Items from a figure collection
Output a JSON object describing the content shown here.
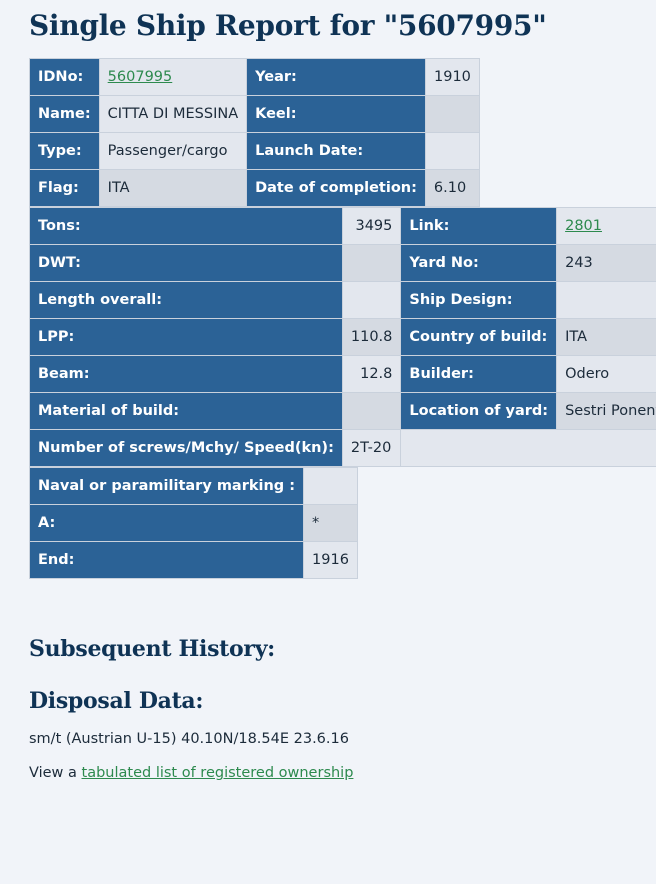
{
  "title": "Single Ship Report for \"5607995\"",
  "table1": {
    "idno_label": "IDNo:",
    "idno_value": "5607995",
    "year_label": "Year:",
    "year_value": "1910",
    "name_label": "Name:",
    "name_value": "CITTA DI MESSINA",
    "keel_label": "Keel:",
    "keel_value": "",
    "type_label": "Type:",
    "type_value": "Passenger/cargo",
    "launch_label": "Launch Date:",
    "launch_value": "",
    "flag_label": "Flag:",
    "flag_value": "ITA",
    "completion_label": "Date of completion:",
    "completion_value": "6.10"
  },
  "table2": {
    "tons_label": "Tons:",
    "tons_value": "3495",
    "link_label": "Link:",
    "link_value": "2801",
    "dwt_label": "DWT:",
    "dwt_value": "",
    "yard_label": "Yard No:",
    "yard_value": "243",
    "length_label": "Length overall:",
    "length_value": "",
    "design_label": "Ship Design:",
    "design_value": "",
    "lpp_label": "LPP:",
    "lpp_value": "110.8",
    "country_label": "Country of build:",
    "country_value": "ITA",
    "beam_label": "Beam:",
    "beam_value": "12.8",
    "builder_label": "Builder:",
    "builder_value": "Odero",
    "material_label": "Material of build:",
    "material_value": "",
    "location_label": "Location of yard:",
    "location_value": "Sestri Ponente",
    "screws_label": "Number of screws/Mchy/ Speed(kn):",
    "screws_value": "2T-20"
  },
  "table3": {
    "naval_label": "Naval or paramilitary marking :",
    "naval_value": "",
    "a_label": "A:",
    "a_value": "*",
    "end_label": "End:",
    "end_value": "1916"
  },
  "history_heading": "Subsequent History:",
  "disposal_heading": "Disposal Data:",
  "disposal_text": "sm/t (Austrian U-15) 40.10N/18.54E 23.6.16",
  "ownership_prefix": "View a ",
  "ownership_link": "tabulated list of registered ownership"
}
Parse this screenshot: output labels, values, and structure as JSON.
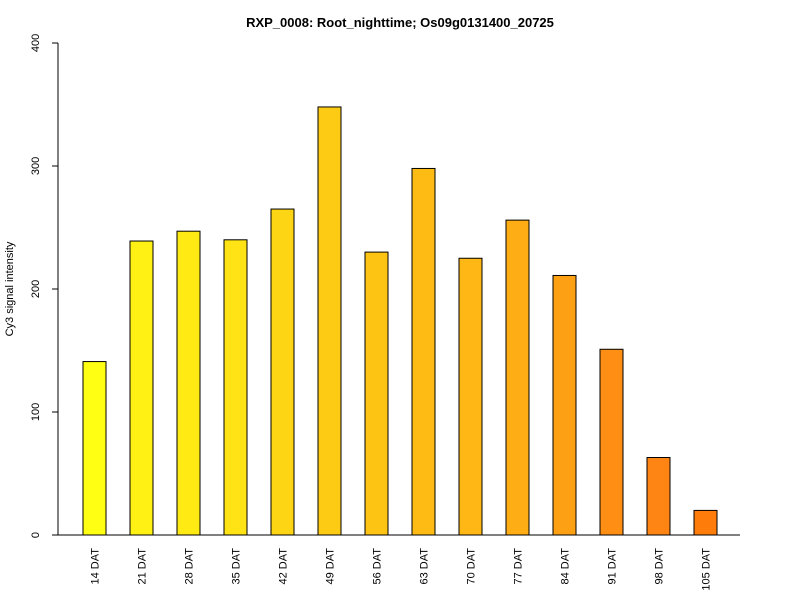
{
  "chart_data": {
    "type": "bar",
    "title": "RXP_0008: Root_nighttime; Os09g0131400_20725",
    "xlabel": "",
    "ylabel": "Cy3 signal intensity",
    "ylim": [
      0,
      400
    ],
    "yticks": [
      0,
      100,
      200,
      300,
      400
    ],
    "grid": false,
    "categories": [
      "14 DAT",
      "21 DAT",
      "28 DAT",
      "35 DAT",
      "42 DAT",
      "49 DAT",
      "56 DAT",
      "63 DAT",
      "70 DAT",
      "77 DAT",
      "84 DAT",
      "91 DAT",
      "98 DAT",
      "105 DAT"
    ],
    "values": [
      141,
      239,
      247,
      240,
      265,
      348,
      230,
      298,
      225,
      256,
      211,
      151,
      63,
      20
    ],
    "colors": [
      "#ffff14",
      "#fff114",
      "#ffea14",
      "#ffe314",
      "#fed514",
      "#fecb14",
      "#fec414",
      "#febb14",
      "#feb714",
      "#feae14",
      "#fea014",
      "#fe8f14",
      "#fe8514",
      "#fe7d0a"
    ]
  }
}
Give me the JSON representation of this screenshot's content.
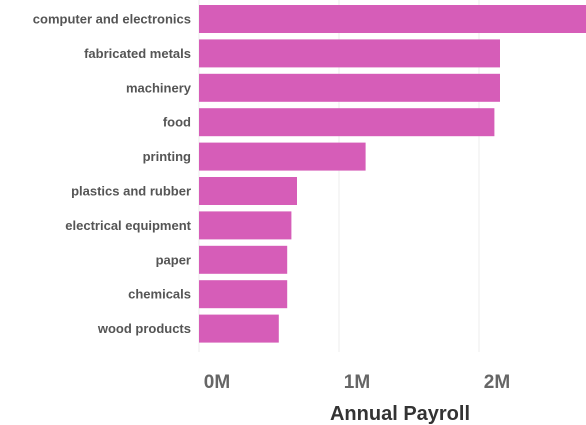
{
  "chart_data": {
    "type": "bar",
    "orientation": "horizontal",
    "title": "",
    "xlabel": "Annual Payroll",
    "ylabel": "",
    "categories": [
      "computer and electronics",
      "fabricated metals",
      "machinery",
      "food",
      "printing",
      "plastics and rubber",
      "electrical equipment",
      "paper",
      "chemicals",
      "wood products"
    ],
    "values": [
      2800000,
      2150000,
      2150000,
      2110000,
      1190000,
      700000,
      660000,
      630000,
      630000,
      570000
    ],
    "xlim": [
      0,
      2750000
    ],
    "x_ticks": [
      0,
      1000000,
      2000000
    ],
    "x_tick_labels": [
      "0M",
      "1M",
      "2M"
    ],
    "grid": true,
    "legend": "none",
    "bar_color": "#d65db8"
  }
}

REQUIRED TASK: Can you retype every record above exactly, leaving out the pictures?

OUTPUT OF THE EXERCISE:
Output a JSON object describing the content shown here.
{
  "title": "Single Ship Report for \"5607995\"",
  "table1": {
    "idno_label": "IDNo:",
    "idno_value": "5607995",
    "year_label": "Year:",
    "year_value": "1910",
    "name_label": "Name:",
    "name_value": "CITTA DI MESSINA",
    "keel_label": "Keel:",
    "keel_value": "",
    "type_label": "Type:",
    "type_value": "Passenger/cargo",
    "launch_label": "Launch Date:",
    "launch_value": "",
    "flag_label": "Flag:",
    "flag_value": "ITA",
    "completion_label": "Date of completion:",
    "completion_value": "6.10"
  },
  "table2": {
    "tons_label": "Tons:",
    "tons_value": "3495",
    "link_label": "Link:",
    "link_value": "2801",
    "dwt_label": "DWT:",
    "dwt_value": "",
    "yard_label": "Yard No:",
    "yard_value": "243",
    "length_label": "Length overall:",
    "length_value": "",
    "design_label": "Ship Design:",
    "design_value": "",
    "lpp_label": "LPP:",
    "lpp_value": "110.8",
    "country_label": "Country of build:",
    "country_value": "ITA",
    "beam_label": "Beam:",
    "beam_value": "12.8",
    "builder_label": "Builder:",
    "builder_value": "Odero",
    "material_label": "Material of build:",
    "material_value": "",
    "location_label": "Location of yard:",
    "location_value": "Sestri Ponente",
    "screws_label": "Number of screws/Mchy/ Speed(kn):",
    "screws_value": "2T-20"
  },
  "table3": {
    "naval_label": "Naval or paramilitary marking :",
    "naval_value": "",
    "a_label": "A:",
    "a_value": "*",
    "end_label": "End:",
    "end_value": "1916"
  },
  "history_heading": "Subsequent History:",
  "disposal_heading": "Disposal Data:",
  "disposal_text": "sm/t (Austrian U-15) 40.10N/18.54E 23.6.16",
  "ownership_prefix": "View a ",
  "ownership_link": "tabulated list of registered ownership"
}
Parse this screenshot: output labels, values, and structure as JSON.
{
  "chart_data": {
    "type": "bar",
    "title": "RXP_0008: Root_nighttime; Os09g0131400_20725",
    "xlabel": "",
    "ylabel": "Cy3 signal intensity",
    "ylim": [
      0,
      400
    ],
    "yticks": [
      0,
      100,
      200,
      300,
      400
    ],
    "grid": false,
    "categories": [
      "14 DAT",
      "21 DAT",
      "28 DAT",
      "35 DAT",
      "42 DAT",
      "49 DAT",
      "56 DAT",
      "63 DAT",
      "70 DAT",
      "77 DAT",
      "84 DAT",
      "91 DAT",
      "98 DAT",
      "105 DAT"
    ],
    "values": [
      141,
      239,
      247,
      240,
      265,
      348,
      230,
      298,
      225,
      256,
      211,
      151,
      63,
      20
    ],
    "colors": [
      "#ffff14",
      "#fff114",
      "#ffea14",
      "#ffe314",
      "#fed514",
      "#fecb14",
      "#fec414",
      "#febb14",
      "#feb714",
      "#feae14",
      "#fea014",
      "#fe8f14",
      "#fe8514",
      "#fe7d0a"
    ]
  }
}
Give me the JSON representation of this screenshot's content.
{
  "chart_data": {
    "type": "bar",
    "orientation": "horizontal",
    "title": "",
    "xlabel": "Annual Payroll",
    "ylabel": "",
    "categories": [
      "computer and electronics",
      "fabricated metals",
      "machinery",
      "food",
      "printing",
      "plastics and rubber",
      "electrical equipment",
      "paper",
      "chemicals",
      "wood products"
    ],
    "values": [
      2800000,
      2150000,
      2150000,
      2110000,
      1190000,
      700000,
      660000,
      630000,
      630000,
      570000
    ],
    "xlim": [
      0,
      2750000
    ],
    "x_ticks": [
      0,
      1000000,
      2000000
    ],
    "x_tick_labels": [
      "0M",
      "1M",
      "2M"
    ],
    "grid": true,
    "legend": "none",
    "bar_color": "#d65db8"
  }
}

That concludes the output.